Exercise brief - Leave out the pictures, then reproduce the rest of the material exactly.

▼

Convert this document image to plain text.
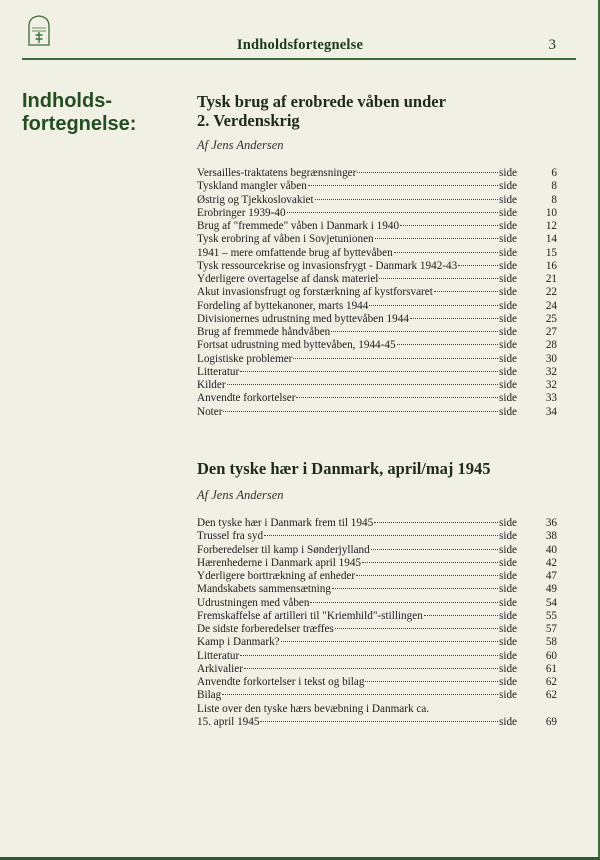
Indholdsfortegnelse	3
Indholds-
fortegnelse:
Tysk brug af erobrede våben under
2. Verdenskrig
Af Jens Andersen
Versailles-traktatens begrænsninger	side	6
Tyskland mangler våben	side	8
Østrig og Tjekkoslovakiet	side	8
Erobringer 1939-40	side	10
Brug af "fremmede" våben i Danmark i 1940	side	12
Tysk erobring af våben i Sovjetunionen	side	14
1941 – mere omfattende brug af byttevåben	side	15
Tysk ressourcekrise og invasionsfrygt - Danmark 1942-43	side	16
Yderligere overtagelse af dansk materiel	side	21
Akut invasionsfrugt og forstærkning af kystforsvaret	side	22
Fordeling af byttekanoner, marts 1944	side	24
Divisionernes udrustning med byttevåben 1944	side	25
Brug af fremmede håndvåben	side	27
Fortsat udrustning med byttevåben, 1944-45	side	28
Logistiske problemer	side	30
Litteratur	side	32
Kilder	side	32
Anvendte forkortelser	side	33
Noter	side	34
Den tyske hær i Danmark, april/maj 1945
Af Jens Andersen
Den tyske hær i Danmark frem til 1945	side	36
Trussel fra syd	side	38
Forberedelser til kamp i Sønderjylland	side	40
Hærenhederne i Danmark april 1945	side	42
Yderligere borttrækning af enheder	side	47
Mandskabets sammensætning	side	49
Udrustningen med våben	side	54
Fremskaffelse af artilleri til "Kriemhild"-stillingen	side	55
De sidste forberedelser træffes	side	57
Kamp i Danmark?	side	58
Litteratur	side	60
Arkivalier	side	61
Anvendte forkortelser i tekst og bilag	side	62
Bilag	side	62
Liste over den tyske hærs bevæbning i Danmark ca.
15. april 1945	side	69
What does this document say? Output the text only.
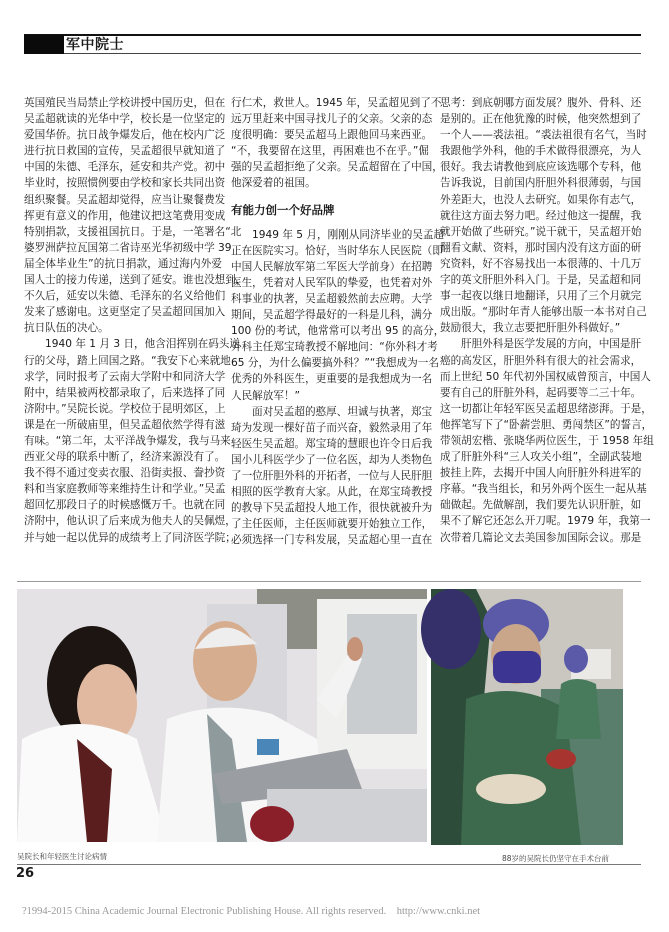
军中院士
英国殖民当局禁止学校讲授中国历史，但在
吴孟超就读的光华中学，校长是一位坚定的
爱国华侨。抗日战争爆发后，他在校内广泛
进行抗日救国的宣传，吴孟超很早就知道了
中国的朱德、毛泽东，延安和共产党。初中
毕业时，按照惯例要由学校和家长共同出资
组织聚餐。吴孟超却觉得，应当让聚餐费发
挥更有意义的作用，他建议把这笔费用变成
特别捐款，支援祖国抗日。于是，一笔署名“北
婆罗洲萨拉瓦国第二省诗巫光华初级中学 39
届全体毕业生”的抗日捐款，通过海内外爱
国人士的接力传递，送到了延安。谁也没想到，
不久后，延安以朱德、毛泽东的名义给他们
发来了感谢电。这更坚定了吴孟超回国加入
抗日队伍的决心。
1940 年 1 月 3 日，他含泪挥别在码头送
行的父母，踏上回国之路。“我安下心来就地
求学，同时报考了云南大学附中和同济大学
附中，结果被两校都录取了，后来选择了同
济附中。”吴院长说。学校位于昆明郊区，上
课是在一所破庙里，但吴孟超依然学得有滋
有味。“第二年，太平洋战争爆发，我与马来
西亚父母的联系中断了，经济来源没有了。
我不得不通过变卖衣服、沿街卖报、誊抄资
料和当家庭教师等来维持生计和学业。”吴孟
超回忆那段日子的时候感慨万千。也就在同
济附中，他认识了后来成为他夫人的吴佩煜，
并与她一起以优异的成绩考上了同济医学院；
行仁术，救世人。1945 年，吴孟超见到了不
远万里赶来中国寻找儿子的父亲。父亲的态
度很明确：要吴孟超马上跟他回马来西亚。
“不，我要留在这里，再困难也不在乎。”倔
强的吴孟超拒绝了父亲。吴孟超留在了中国，
他深爱着的祖国。
有能力创一个好品牌
1949 年 5 月，刚刚从同济毕业的吴孟超
正在医院实习。恰好，当时华东人民医院（即
中国人民解放军第二军医大学前身）在招聘
医生，凭着对人民军队的挚爱，也凭着对外
科事业的执著，吴孟超毅然前去应聘。大学
期间，吴孟超学得最好的一科是儿科，满分
100 份的考试，他常常可以考出 95 的高分，
外科主任郑宝琦教授不解地问：“你外科才考
65 分，为什么偏要搞外科？”“我想成为一名
优秀的外科医生，更重要的是我想成为一名
人民解放军！”
面对吴孟超的憨厚、坦诚与执著，郑宝
琦为发现一棵好苗子而兴奋，毅然录用了年
轻医生吴孟超。郑宝琦的慧眼也许令日后我
国小儿科医学少了一位名医，却为人类物色
了一位肝胆外科的开拓者，一位与人民肝胆
相照的医学教育大家。从此，在郑宝琦教授
的教导下吴孟超投人地工作，很快就被升为
了主任医师，主任医师就要开始独立工作，
必须选择一门专科发展，吴孟超心里一直在
思考：到底朝哪方面发展？腹外、骨科、还
是别的。正在他犹豫的时候，他突然想到了
一个人——裘法祖。“裘法祖很有名气，当时
我跟他学外科，他的手术做得很漂亮，为人
很好。我去请教他到底应该选哪个专科，他
告诉我说，目前国内肝胆外科很薄弱，与国
外差距大，也没人去研究。如果你有志气，
就往这方面去努力吧。经过他这一提醒，我
就开始做了些研究。”说干就干，吴孟超开始
翻看文献、资料，那时国内没有这方面的研
究资料，好不容易找出一本很薄的、十几万
字的英文肝胆外科入门。于是，吴孟超和同
事一起夜以继日地翻译，只用了三个月就完
成出版。“那时年青人能够出版一本书对自己
鼓励很大，我立志要把肝胆外科做好。”
肝胆外科是医学发展的方向，中国是肝
癌的高发区，肝胆外科有很大的社会需求，
而上世纪 50 年代初外国权威曾预言，中国人
要有自己的肝脏外科，起码要等二三十年。
这一切都让年轻军医吴孟超思绪澎湃。于是，
他挥笔写下了“卧薪尝胆、勇闯禁区”的誓言，
带领胡宏楷、张晓华两位医生，于 1958 年组
成了肝脏外科“三人攻关小组”，全副武装地
披挂上阵，去揭开中国人向肝脏外科进军的
序幕。“我当组长，和另外两个医生一起从基
础做起。先做解剖，我们要先认识肝脏，如
果不了解它还怎么开刀呢。1979 年，我第一
次带着几篇论文去美国参加国际会议。那是
吴院长和年轻医生讨论病情	88岁的吴院长仍坚守在手术台前
26
?1994-2015 China Academic Journal Electronic Publishing House. All rights reserved.    http://www.cnki.net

▲

Written response -
Convert this document image to plain text.
Indholdsfortegnelse	3
Indholds-
fortegnelse:
Tysk brug af erobrede våben under
2. Verdenskrig
Af Jens Andersen
Versailles-traktatens begrænsninger	side	6
Tyskland mangler våben	side	8
Østrig og Tjekkoslovakiet	side	8
Erobringer 1939-40	side	10
Brug af "fremmede" våben i Danmark i 1940	side	12
Tysk erobring af våben i Sovjetunionen	side	14
1941 – mere omfattende brug af byttevåben	side	15
Tysk ressourcekrise og invasionsfrygt - Danmark 1942-43	side	16
Yderligere overtagelse af dansk materiel	side	21
Akut invasionsfrugt og forstærkning af kystforsvaret	side	22
Fordeling af byttekanoner, marts 1944	side	24
Divisionernes udrustning med byttevåben 1944	side	25
Brug af fremmede håndvåben	side	27
Fortsat udrustning med byttevåben, 1944-45	side	28
Logistiske problemer	side	30
Litteratur	side	32
Kilder	side	32
Anvendte forkortelser	side	33
Noter	side	34
Den tyske hær i Danmark, april/maj 1945
Af Jens Andersen
Den tyske hær i Danmark frem til 1945	side	36
Trussel fra syd	side	38
Forberedelser til kamp i Sønderjylland	side	40
Hærenhederne i Danmark april 1945	side	42
Yderligere borttrækning af enheder	side	47
Mandskabets sammensætning	side	49
Udrustningen med våben	side	54
Fremskaffelse af artilleri til "Kriemhild"-stillingen	side	55
De sidste forberedelser træffes	side	57
Kamp i Danmark?	side	58
Litteratur	side	60
Arkivalier	side	61
Anvendte forkortelser i tekst og bilag	side	62
Bilag	side	62
Liste over den tyske hærs bevæbning i Danmark ca.
15. april 1945	side	69
What does this document say? Output the text only.
军中院士
英国殖民当局禁止学校讲授中国历史，但在
吴孟超就读的光华中学，校长是一位坚定的
爱国华侨。抗日战争爆发后，他在校内广泛
进行抗日救国的宣传，吴孟超很早就知道了
中国的朱德、毛泽东，延安和共产党。初中
毕业时，按照惯例要由学校和家长共同出资
组织聚餐。吴孟超却觉得，应当让聚餐费发
挥更有意义的作用，他建议把这笔费用变成
特别捐款，支援祖国抗日。于是，一笔署名“北
婆罗洲萨拉瓦国第二省诗巫光华初级中学 39
届全体毕业生”的抗日捐款，通过海内外爱
国人士的接力传递，送到了延安。谁也没想到，
不久后，延安以朱德、毛泽东的名义给他们
发来了感谢电。这更坚定了吴孟超回国加入
抗日队伍的决心。
1940 年 1 月 3 日，他含泪挥别在码头送
行的父母，踏上回国之路。“我安下心来就地
求学，同时报考了云南大学附中和同济大学
附中，结果被两校都录取了，后来选择了同
济附中。”吴院长说。学校位于昆明郊区，上
课是在一所破庙里，但吴孟超依然学得有滋
有味。“第二年，太平洋战争爆发，我与马来
西亚父母的联系中断了，经济来源没有了。
我不得不通过变卖衣服、沿街卖报、誊抄资
料和当家庭教师等来维持生计和学业。”吴孟
超回忆那段日子的时候感慨万千。也就在同
济附中，他认识了后来成为他夫人的吴佩煜，
并与她一起以优异的成绩考上了同济医学院；
行仁术，救世人。1945 年，吴孟超见到了不
远万里赶来中国寻找儿子的父亲。父亲的态
度很明确：要吴孟超马上跟他回马来西亚。
“不，我要留在这里，再困难也不在乎。”倔
强的吴孟超拒绝了父亲。吴孟超留在了中国，
他深爱着的祖国。
有能力创一个好品牌
1949 年 5 月，刚刚从同济毕业的吴孟超
正在医院实习。恰好，当时华东人民医院（即
中国人民解放军第二军医大学前身）在招聘
医生，凭着对人民军队的挚爱，也凭着对外
科事业的执著，吴孟超毅然前去应聘。大学
期间，吴孟超学得最好的一科是儿科，满分
100 份的考试，他常常可以考出 95 的高分，
外科主任郑宝琦教授不解地问：“你外科才考
65 分，为什么偏要搞外科？”“我想成为一名
优秀的外科医生，更重要的是我想成为一名
人民解放军！”
面对吴孟超的憨厚、坦诚与执著，郑宝
琦为发现一棵好苗子而兴奋，毅然录用了年
轻医生吴孟超。郑宝琦的慧眼也许令日后我
国小儿科医学少了一位名医，却为人类物色
了一位肝胆外科的开拓者，一位与人民肝胆
相照的医学教育大家。从此，在郑宝琦教授
的教导下吴孟超投人地工作，很快就被升为
了主任医师，主任医师就要开始独立工作，
必须选择一门专科发展，吴孟超心里一直在
思考：到底朝哪方面发展？腹外、骨科、还
是别的。正在他犹豫的时候，他突然想到了
一个人——裘法祖。“裘法祖很有名气，当时
我跟他学外科，他的手术做得很漂亮，为人
很好。我去请教他到底应该选哪个专科，他
告诉我说，目前国内肝胆外科很薄弱，与国
外差距大，也没人去研究。如果你有志气，
就往这方面去努力吧。经过他这一提醒，我
就开始做了些研究。”说干就干，吴孟超开始
翻看文献、资料，那时国内没有这方面的研
究资料，好不容易找出一本很薄的、十几万
字的英文肝胆外科入门。于是，吴孟超和同
事一起夜以继日地翻译，只用了三个月就完
成出版。“那时年青人能够出版一本书对自己
鼓励很大，我立志要把肝胆外科做好。”
肝胆外科是医学发展的方向，中国是肝
癌的高发区，肝胆外科有很大的社会需求，
而上世纪 50 年代初外国权威曾预言，中国人
要有自己的肝脏外科，起码要等二三十年。
这一切都让年轻军医吴孟超思绪澎湃。于是，
他挥笔写下了“卧薪尝胆、勇闯禁区”的誓言，
带领胡宏楷、张晓华两位医生，于 1958 年组
成了肝脏外科“三人攻关小组”，全副武装地
披挂上阵，去揭开中国人向肝脏外科进军的
序幕。“我当组长，和另外两个医生一起从基
础做起。先做解剖，我们要先认识肝脏，如
果不了解它还怎么开刀呢。1979 年，我第一
次带着几篇论文去美国参加国际会议。那是
吴院长和年轻医生讨论病情	88岁的吴院长仍坚守在手术台前
26
?1994-2015 China Academic Journal Electronic Publishing House. All rights reserved.    http://www.cnki.net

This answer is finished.